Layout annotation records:
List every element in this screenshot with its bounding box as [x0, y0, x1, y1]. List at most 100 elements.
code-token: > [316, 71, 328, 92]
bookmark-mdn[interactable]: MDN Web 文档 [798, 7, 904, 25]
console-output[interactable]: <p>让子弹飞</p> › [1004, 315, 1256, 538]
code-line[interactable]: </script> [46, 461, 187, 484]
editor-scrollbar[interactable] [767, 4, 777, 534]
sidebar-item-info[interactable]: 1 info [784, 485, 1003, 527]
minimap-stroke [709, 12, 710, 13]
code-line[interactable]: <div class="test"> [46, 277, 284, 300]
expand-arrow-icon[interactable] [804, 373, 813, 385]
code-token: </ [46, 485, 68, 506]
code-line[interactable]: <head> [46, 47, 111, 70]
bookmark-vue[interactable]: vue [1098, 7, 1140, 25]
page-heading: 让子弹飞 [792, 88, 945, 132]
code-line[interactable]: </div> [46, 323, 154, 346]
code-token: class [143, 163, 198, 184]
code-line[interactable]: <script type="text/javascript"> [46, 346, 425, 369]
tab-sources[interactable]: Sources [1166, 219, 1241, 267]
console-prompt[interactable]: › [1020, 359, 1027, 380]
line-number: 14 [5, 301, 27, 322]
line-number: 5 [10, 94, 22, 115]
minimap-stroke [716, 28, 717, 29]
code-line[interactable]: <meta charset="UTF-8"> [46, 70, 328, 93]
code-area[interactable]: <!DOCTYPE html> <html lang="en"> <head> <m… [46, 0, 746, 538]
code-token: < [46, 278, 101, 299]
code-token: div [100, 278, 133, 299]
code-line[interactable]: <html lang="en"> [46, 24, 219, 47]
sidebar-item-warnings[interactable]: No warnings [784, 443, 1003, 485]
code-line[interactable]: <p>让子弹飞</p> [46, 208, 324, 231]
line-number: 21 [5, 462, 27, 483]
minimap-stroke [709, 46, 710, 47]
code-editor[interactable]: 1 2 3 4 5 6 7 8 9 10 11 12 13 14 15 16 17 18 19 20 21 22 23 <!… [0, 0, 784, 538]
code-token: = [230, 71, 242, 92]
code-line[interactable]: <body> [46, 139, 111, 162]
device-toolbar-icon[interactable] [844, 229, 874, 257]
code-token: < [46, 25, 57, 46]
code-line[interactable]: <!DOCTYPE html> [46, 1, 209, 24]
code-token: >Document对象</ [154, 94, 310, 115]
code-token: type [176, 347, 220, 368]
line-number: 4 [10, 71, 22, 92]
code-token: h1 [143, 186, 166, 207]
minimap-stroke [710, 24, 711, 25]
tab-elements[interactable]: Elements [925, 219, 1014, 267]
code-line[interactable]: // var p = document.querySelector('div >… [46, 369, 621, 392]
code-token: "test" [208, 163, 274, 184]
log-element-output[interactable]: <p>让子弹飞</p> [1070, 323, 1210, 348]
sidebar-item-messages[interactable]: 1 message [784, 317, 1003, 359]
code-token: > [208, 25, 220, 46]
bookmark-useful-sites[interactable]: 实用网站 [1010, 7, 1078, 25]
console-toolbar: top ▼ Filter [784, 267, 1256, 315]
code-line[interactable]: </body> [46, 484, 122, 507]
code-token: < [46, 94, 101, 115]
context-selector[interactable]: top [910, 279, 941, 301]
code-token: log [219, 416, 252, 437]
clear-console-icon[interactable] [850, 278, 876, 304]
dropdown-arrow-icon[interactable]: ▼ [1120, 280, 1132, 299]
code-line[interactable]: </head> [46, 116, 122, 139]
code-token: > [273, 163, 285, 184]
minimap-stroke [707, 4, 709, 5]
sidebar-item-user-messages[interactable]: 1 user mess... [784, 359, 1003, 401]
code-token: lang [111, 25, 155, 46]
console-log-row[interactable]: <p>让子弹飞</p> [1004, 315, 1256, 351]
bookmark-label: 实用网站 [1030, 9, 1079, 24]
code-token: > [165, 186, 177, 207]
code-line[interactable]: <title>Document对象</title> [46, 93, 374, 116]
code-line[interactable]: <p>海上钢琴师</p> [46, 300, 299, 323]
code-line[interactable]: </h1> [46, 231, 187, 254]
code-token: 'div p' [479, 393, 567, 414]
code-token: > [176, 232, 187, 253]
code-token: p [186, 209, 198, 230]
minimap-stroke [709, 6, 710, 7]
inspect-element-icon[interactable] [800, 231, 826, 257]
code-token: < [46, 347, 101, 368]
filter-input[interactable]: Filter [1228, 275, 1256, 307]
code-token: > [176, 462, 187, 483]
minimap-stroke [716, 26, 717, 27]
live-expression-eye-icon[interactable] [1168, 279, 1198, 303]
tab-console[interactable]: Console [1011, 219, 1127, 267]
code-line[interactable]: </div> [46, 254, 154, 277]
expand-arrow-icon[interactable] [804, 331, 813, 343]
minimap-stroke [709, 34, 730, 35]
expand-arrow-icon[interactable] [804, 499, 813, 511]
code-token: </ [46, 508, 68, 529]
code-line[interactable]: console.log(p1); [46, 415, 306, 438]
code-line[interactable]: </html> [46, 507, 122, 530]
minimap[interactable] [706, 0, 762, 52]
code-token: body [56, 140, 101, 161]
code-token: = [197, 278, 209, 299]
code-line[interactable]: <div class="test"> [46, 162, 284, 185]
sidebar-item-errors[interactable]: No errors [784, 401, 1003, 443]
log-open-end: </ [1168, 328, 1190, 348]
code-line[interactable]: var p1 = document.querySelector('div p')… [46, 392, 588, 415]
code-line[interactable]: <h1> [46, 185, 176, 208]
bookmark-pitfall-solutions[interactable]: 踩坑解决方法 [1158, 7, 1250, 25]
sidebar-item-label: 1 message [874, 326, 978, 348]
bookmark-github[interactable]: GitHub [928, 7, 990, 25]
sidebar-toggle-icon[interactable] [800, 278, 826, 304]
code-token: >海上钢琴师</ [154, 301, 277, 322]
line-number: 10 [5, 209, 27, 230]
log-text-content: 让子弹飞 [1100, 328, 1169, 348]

Aim of the exercise: Turn the items, from the first line up to and including the line with "code-line[interactable]: </script> [46, 461, 187, 484]", into a numbered list, leaving out any blank lines.

Result of the task:
1. List every element in this screenshot with its bounding box as [x0, y0, x1, y1]. List at most 100 elements.
2. code-token: > [316, 71, 328, 92]
3. bookmark-mdn[interactable]: MDN Web 文档 [798, 7, 904, 25]
4. console-output[interactable]: <p>让子弹飞</p> › [1004, 315, 1256, 538]
5. code-line[interactable]: </script> [46, 461, 187, 484]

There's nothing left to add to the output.